## Given problem
Take every line that has the string "Period" and copy it out.

— Begin Records supplied —

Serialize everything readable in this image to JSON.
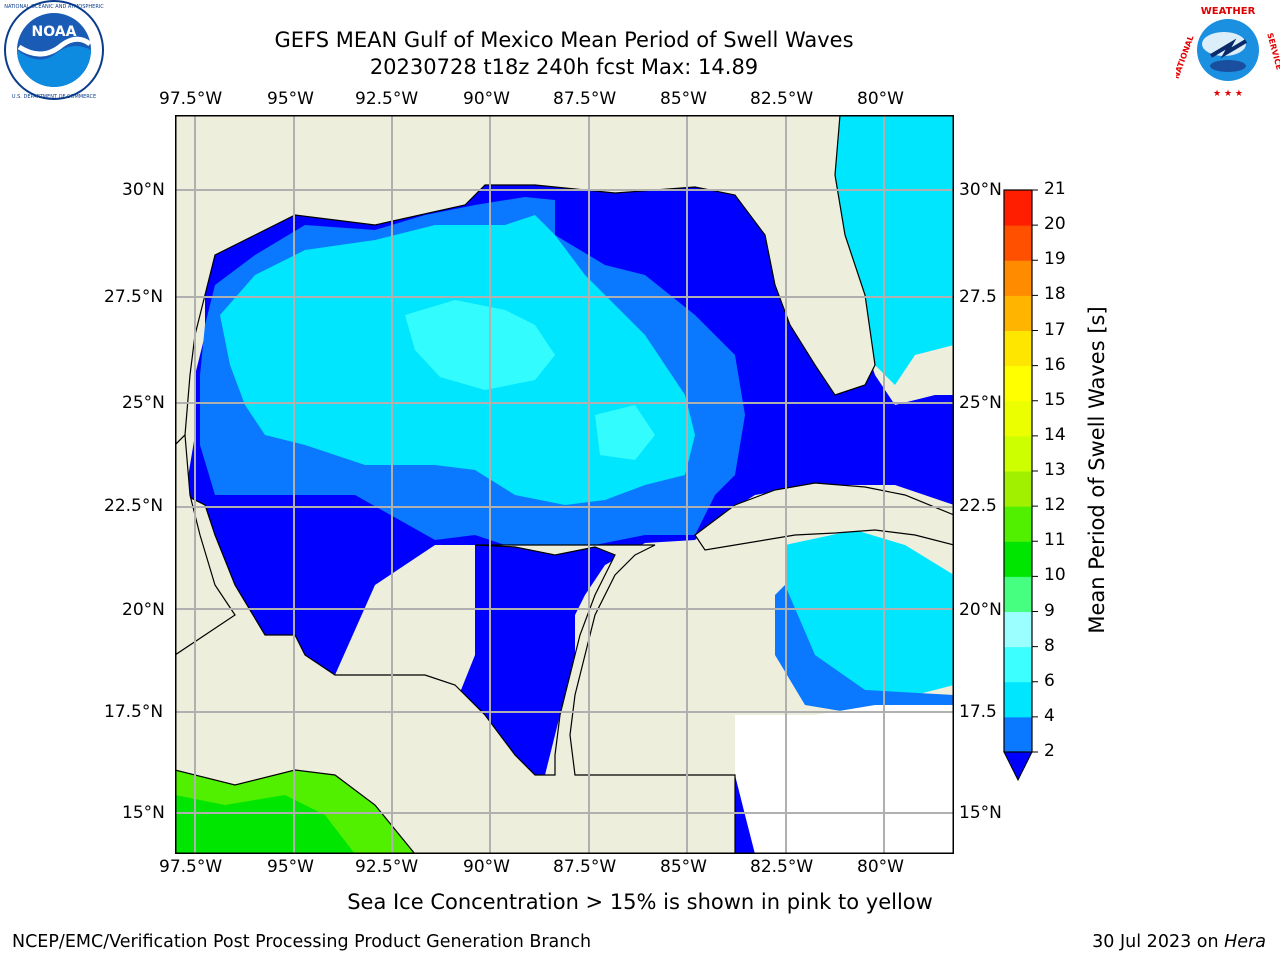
{
  "title": {
    "line1": "GEFS MEAN Gulf of Mexico Mean Period of Swell Waves",
    "line2": "20230728 t18z 240h fcst   Max: 14.89"
  },
  "logos": {
    "left": {
      "icon": "noaa-logo",
      "text": "NOAA",
      "ring_text": "NATIONAL OCEANIC AND ATMOSPHERIC ADMINISTRATION · U.S. DEPARTMENT OF COMMERCE"
    },
    "right": {
      "icon": "national-weather-service-logo",
      "ring_text": "NATIONAL WEATHER SERVICE"
    }
  },
  "map": {
    "lon_labels": [
      "97.5°W",
      "95°W",
      "92.5°W",
      "90°W",
      "87.5°W",
      "85°W",
      "82.5°W",
      "80°W"
    ],
    "lat_labels_left": [
      "30°N",
      "27.5°N",
      "25°N",
      "22.5°N",
      "20°N",
      "17.5°N",
      "15°N"
    ],
    "lat_labels_right": [
      "30°N",
      "27.5",
      "25°N",
      "22.5",
      "20°N",
      "17.5",
      "15°N"
    ],
    "land_color": "#eeeedd",
    "grid_color": "#b0b0b0"
  },
  "colorbar": {
    "label": "Mean Period of Swell Waves [s]",
    "ticks": [
      "2",
      "4",
      "6",
      "8",
      "9",
      "10",
      "11",
      "12",
      "13",
      "14",
      "15",
      "16",
      "17",
      "18",
      "19",
      "20",
      "21"
    ],
    "colors": [
      "#0000ff",
      "#0a78ff",
      "#00e6ff",
      "#3cffff",
      "#9bffff",
      "#46ff80",
      "#00e600",
      "#50f000",
      "#a0f000",
      "#cdff00",
      "#ebff00",
      "#ffff00",
      "#ffe600",
      "#ffb400",
      "#ff8c00",
      "#ff5000",
      "#ff1e00",
      "#ff0000"
    ],
    "extend": "min"
  },
  "notes": {
    "sea_ice": "Sea Ice Concentration > 15% is shown in pink to yellow"
  },
  "footer": {
    "left": "NCEP/EMC/Verification Post Processing Product Generation Branch",
    "right_date": "30 Jul 2023 on ",
    "right_host": "Hera"
  }
}
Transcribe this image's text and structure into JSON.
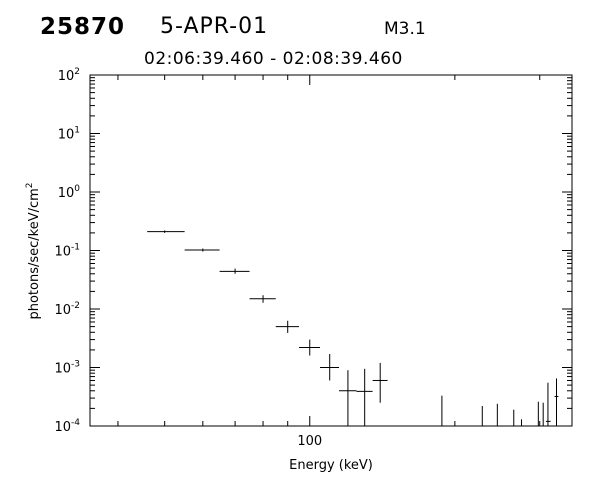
{
  "header": {
    "event_id": "25870",
    "date": "5-APR-01",
    "flare_class": "M3.1",
    "time_range": "02:06:39.460 - 02:08:39.460"
  },
  "chart_data": {
    "type": "scatter",
    "title": "",
    "xlabel": "Energy (keV)",
    "ylabel": "photons/sec/keV/cm",
    "ylabel_superscript": "2",
    "x_scale": "log",
    "y_scale": "log",
    "xlim": [
      35,
      350
    ],
    "ylim": [
      0.0001,
      100
    ],
    "x_tick_labels": [
      "100"
    ],
    "y_tick_bases": [
      "10",
      "10",
      "10",
      "10",
      "10",
      "10",
      "10"
    ],
    "y_tick_exponents": [
      "-4",
      "-3",
      "-2",
      "-1",
      "0",
      "1",
      "2"
    ],
    "y_tick_values": [
      0.0001,
      0.001,
      0.01,
      0.1,
      1,
      10,
      100
    ],
    "grid": false,
    "legend": "none",
    "points": [
      {
        "x": 50,
        "y": 0.21,
        "xlo": 46,
        "xhi": 55,
        "ylo": 0.2,
        "yhi": 0.22
      },
      {
        "x": 60,
        "y": 0.102,
        "xlo": 55,
        "xhi": 65,
        "ylo": 0.096,
        "yhi": 0.108
      },
      {
        "x": 70,
        "y": 0.044,
        "xlo": 65,
        "xhi": 75,
        "ylo": 0.04,
        "yhi": 0.049
      },
      {
        "x": 80,
        "y": 0.015,
        "xlo": 75,
        "xhi": 85,
        "ylo": 0.0128,
        "yhi": 0.0172
      },
      {
        "x": 90,
        "y": 0.005,
        "xlo": 85,
        "xhi": 95,
        "ylo": 0.0039,
        "yhi": 0.0063
      },
      {
        "x": 100,
        "y": 0.0022,
        "xlo": 95,
        "xhi": 105,
        "ylo": 0.0016,
        "yhi": 0.003
      },
      {
        "x": 110,
        "y": 0.001,
        "xlo": 105,
        "xhi": 115,
        "ylo": 0.0006,
        "yhi": 0.0017
      },
      {
        "x": 120,
        "y": 0.0004,
        "xlo": 115,
        "xhi": 125,
        "ylo": 0.0001,
        "yhi": 0.0009
      },
      {
        "x": 130,
        "y": 0.00039,
        "xlo": 125,
        "xhi": 135,
        "ylo": 0.0001,
        "yhi": 0.00095
      },
      {
        "x": 140,
        "y": 0.0006,
        "xlo": 135,
        "xhi": 145,
        "ylo": 0.00025,
        "yhi": 0.0012
      }
    ],
    "upper_limits": [
      {
        "x": 188,
        "yhi": 0.00033
      },
      {
        "x": 228,
        "yhi": 0.00022
      },
      {
        "x": 245,
        "yhi": 0.00024
      },
      {
        "x": 265,
        "yhi": 0.00019
      },
      {
        "x": 275,
        "yhi": 0.00013
      },
      {
        "x": 298,
        "yhi": 0.00026
      },
      {
        "x": 305,
        "yhi": 0.00025
      },
      {
        "x": 312,
        "yhi": 0.00055
      },
      {
        "x": 325,
        "yhi": 0.00065
      }
    ],
    "extra_segments": [
      {
        "x": 312,
        "y": 0.00012,
        "xlo": 309,
        "xhi": 316
      },
      {
        "x": 325,
        "y": 0.00032,
        "xlo": 322,
        "xhi": 328
      }
    ]
  }
}
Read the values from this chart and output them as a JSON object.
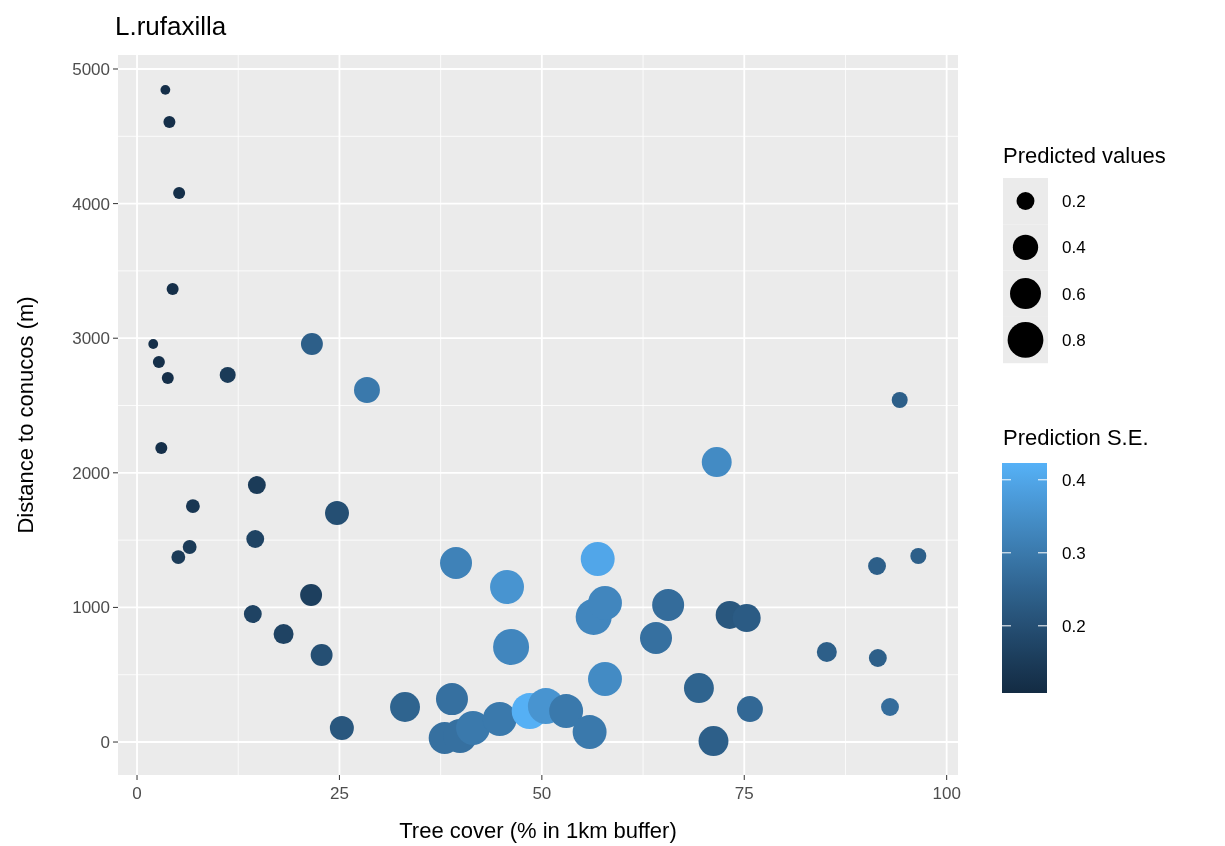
{
  "chart_data": {
    "type": "bubble",
    "title": "L.rufaxilla",
    "xlabel": "Tree cover (% in 1km buffer)",
    "ylabel": "Distance to conucos  (m)",
    "legend_title": "Predicted values",
    "clabel": "Prediction S.E.",
    "xlim": [
      -2.35,
      101.4
    ],
    "ylim": [
      -245,
      5104
    ],
    "xticks": [
      0,
      25,
      50,
      75,
      100
    ],
    "yticks": [
      0,
      1000,
      2000,
      3000,
      4000,
      5000
    ],
    "grid": true,
    "size_legend": [
      0.2,
      0.4,
      0.6,
      0.8
    ],
    "clim": [
      0.108,
      0.423
    ],
    "cticks": [
      0.2,
      0.3,
      0.4
    ],
    "x": [
      3.5,
      4.0,
      5.2,
      4.4,
      2.0,
      2.7,
      3.8,
      11.2,
      3.0,
      21.6,
      28.4,
      14.8,
      6.9,
      24.7,
      6.5,
      5.1,
      14.6,
      21.5,
      14.3,
      18.1,
      22.8,
      25.3,
      33.1,
      39.4,
      38.9,
      38.0,
      39.9,
      41.5,
      44.8,
      45.7,
      46.2,
      48.5,
      50.5,
      53.0,
      55.9,
      56.4,
      56.9,
      57.8,
      57.8,
      64.1,
      65.6,
      69.4,
      71.2,
      71.6,
      73.2,
      75.3,
      75.7,
      85.2,
      91.4,
      91.5,
      93.0,
      94.2,
      96.5
    ],
    "values": [
      4845,
      4606,
      4079,
      3365,
      2957,
      2823,
      2704,
      2727,
      2184,
      2957,
      2615,
      1909,
      1753,
      1701,
      1449,
      1374,
      1508,
      1092,
      951,
      802,
      646,
      104,
      260,
      1330,
      319,
      30,
      45,
      104,
      171,
      1152,
      706,
      230,
      267,
      230,
      74,
      929,
      1360,
      1033,
      468,
      773,
      1018,
      401,
      7,
      2080,
      944,
      921,
      245,
      669,
      1308,
      624,
      260,
      2541,
      1382
    ],
    "sizes": [
      0.06,
      0.09,
      0.09,
      0.09,
      0.06,
      0.09,
      0.09,
      0.16,
      0.09,
      0.3,
      0.42,
      0.2,
      0.12,
      0.36,
      0.12,
      0.12,
      0.2,
      0.3,
      0.2,
      0.25,
      0.3,
      0.36,
      0.56,
      0.64,
      0.64,
      0.64,
      0.72,
      0.72,
      0.72,
      0.72,
      0.81,
      0.81,
      0.81,
      0.72,
      0.72,
      0.81,
      0.72,
      0.72,
      0.72,
      0.64,
      0.64,
      0.56,
      0.56,
      0.56,
      0.49,
      0.49,
      0.42,
      0.25,
      0.2,
      0.2,
      0.2,
      0.16,
      0.16
    ],
    "cvalues": [
      0.12,
      0.12,
      0.12,
      0.12,
      0.12,
      0.12,
      0.12,
      0.15,
      0.12,
      0.24,
      0.3,
      0.15,
      0.14,
      0.2,
      0.15,
      0.15,
      0.17,
      0.16,
      0.17,
      0.17,
      0.2,
      0.22,
      0.25,
      0.32,
      0.28,
      0.28,
      0.28,
      0.3,
      0.3,
      0.36,
      0.33,
      0.42,
      0.36,
      0.3,
      0.3,
      0.33,
      0.4,
      0.33,
      0.34,
      0.28,
      0.27,
      0.25,
      0.24,
      0.34,
      0.22,
      0.23,
      0.26,
      0.24,
      0.24,
      0.24,
      0.27,
      0.24,
      0.24
    ]
  }
}
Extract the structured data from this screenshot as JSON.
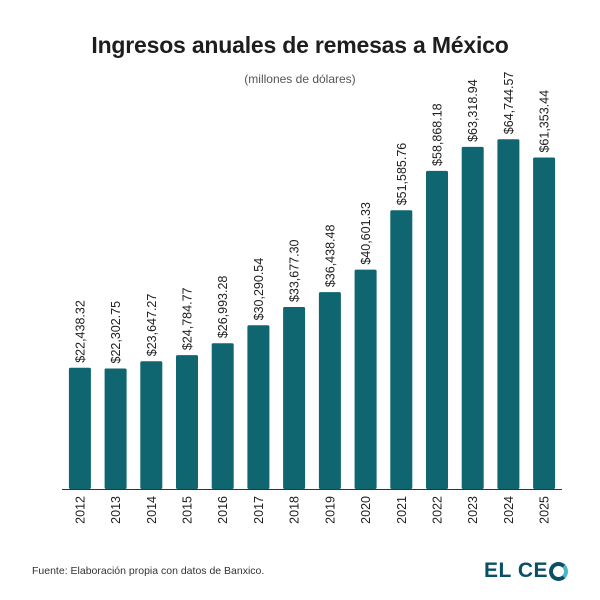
{
  "chart_data": {
    "type": "bar",
    "title": "Ingresos anuales de remesas a México",
    "subtitle": "(millones de dólares)",
    "categories": [
      "2012",
      "2013",
      "2014",
      "2015",
      "2016",
      "2017",
      "2018",
      "2019",
      "2020",
      "2021",
      "2022",
      "2023",
      "2024",
      "2025"
    ],
    "values": [
      22438.32,
      22302.75,
      23647.27,
      24784.77,
      26993.28,
      30290.54,
      33677.3,
      36438.48,
      40601.33,
      51585.76,
      58868.18,
      63318.94,
      64744.57,
      61353.44
    ],
    "value_labels": [
      "$22,438.32",
      "$22,302.75",
      "$23,647.27",
      "$24,784.77",
      "$26,993.28",
      "$30,290.54",
      "$33,677.30",
      "$36,438.48",
      "$40,601.33",
      "$51,585.76",
      "$58,868.18",
      "$63,318.94",
      "$64,744.57",
      "$61,353.44"
    ],
    "xlabel": "",
    "ylabel": "",
    "ylim": [
      0,
      72000
    ],
    "grid": false,
    "bar_color": "#0f6670"
  },
  "footer": {
    "source": "Fuente: Elaboración propia con datos de Banxico.",
    "logo_text_prefix": "EL CE"
  }
}
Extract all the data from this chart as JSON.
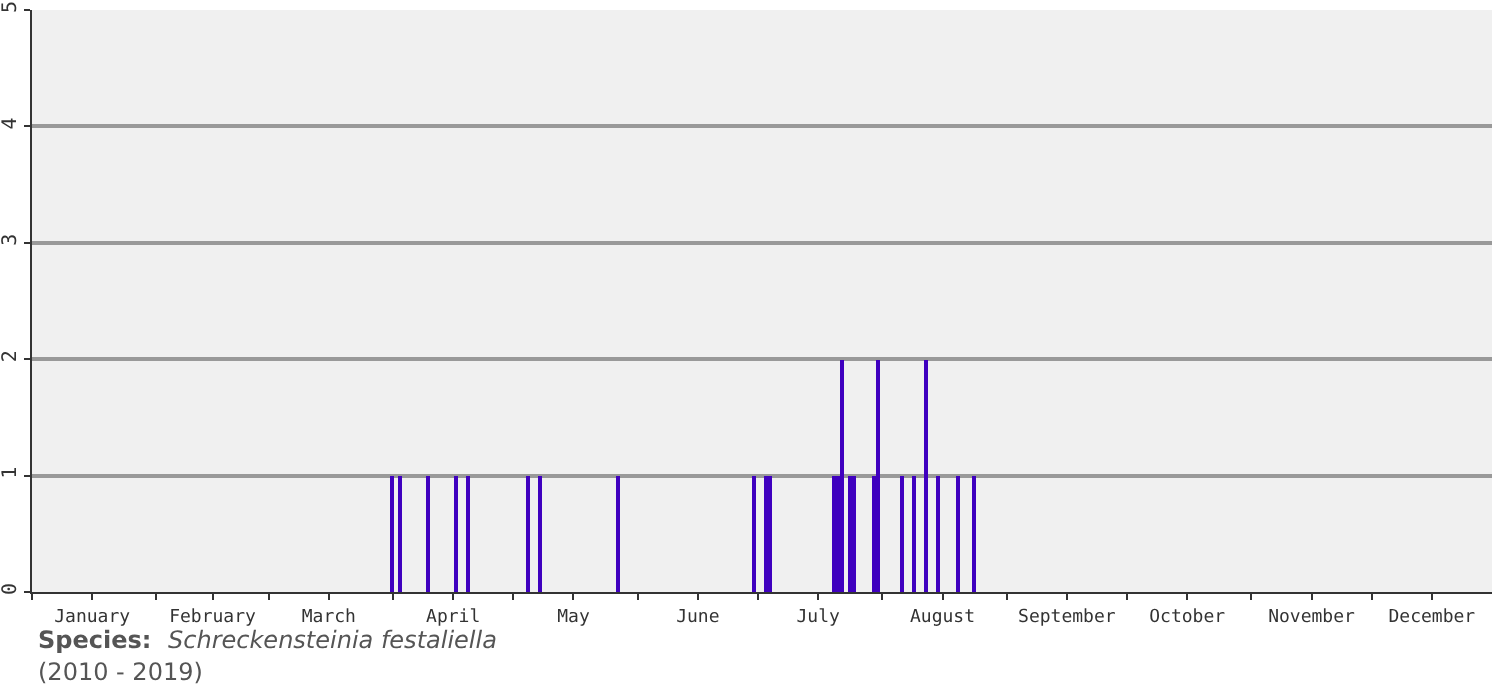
{
  "chart_data": {
    "type": "bar",
    "x": [
      "--04-01",
      "--04-03",
      "--04-10",
      "--04-17",
      "--04-20",
      "--05-05",
      "--05-08",
      "--05-27",
      "--06-30",
      "--07-03",
      "--07-04",
      "--07-20",
      "--07-21",
      "--07-22",
      "--07-24",
      "--07-25",
      "--07-30",
      "--07-31",
      "--08-06",
      "--08-09",
      "--08-12",
      "--08-15",
      "--08-20",
      "--08-24"
    ],
    "values": [
      1,
      1,
      1,
      1,
      1,
      1,
      1,
      1,
      1,
      1,
      1,
      1,
      1,
      2,
      1,
      1,
      1,
      2,
      1,
      1,
      2,
      1,
      1,
      1
    ],
    "color": "#3f00bf",
    "xlim": [
      "--01-01",
      "--12-31"
    ],
    "xticks": [
      {
        "value": "--01-01",
        "label": null
      },
      {
        "value": "--01-16",
        "label": "January"
      },
      {
        "value": "--02-01",
        "label": null
      },
      {
        "value": "--02-15",
        "label": "February"
      },
      {
        "value": "--03-01",
        "label": null
      },
      {
        "value": "--03-16",
        "label": "March"
      },
      {
        "value": "--04-01",
        "label": null
      },
      {
        "value": "--04-16",
        "label": "April"
      },
      {
        "value": "--05-01",
        "label": null
      },
      {
        "value": "--05-16",
        "label": "May"
      },
      {
        "value": "--06-01",
        "label": null
      },
      {
        "value": "--06-16",
        "label": "June"
      },
      {
        "value": "--07-01",
        "label": null
      },
      {
        "value": "--07-16",
        "label": "July"
      },
      {
        "value": "--08-01",
        "label": null
      },
      {
        "value": "--08-16",
        "label": "August"
      },
      {
        "value": "--09-01",
        "label": null
      },
      {
        "value": "--09-16",
        "label": "September"
      },
      {
        "value": "--10-01",
        "label": null
      },
      {
        "value": "--10-16",
        "label": "October"
      },
      {
        "value": "--11-01",
        "label": null
      },
      {
        "value": "--11-16",
        "label": "November"
      },
      {
        "value": "--12-01",
        "label": null
      },
      {
        "value": "--12-16",
        "label": "December"
      }
    ],
    "ylim": [
      0,
      5
    ],
    "yticks": [
      0,
      1,
      2,
      3,
      4,
      5
    ],
    "grid": "y",
    "annotations": [
      "Species:",
      "Schreckensteinia festaliella",
      "(2010 - 2019)"
    ]
  }
}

— End Records supplied —

## The output
    "line1": "GEFS MEAN Gulf of Mexico Mean Period of Swell Waves",
    "label": "Mean Period of Swell Waves [s]",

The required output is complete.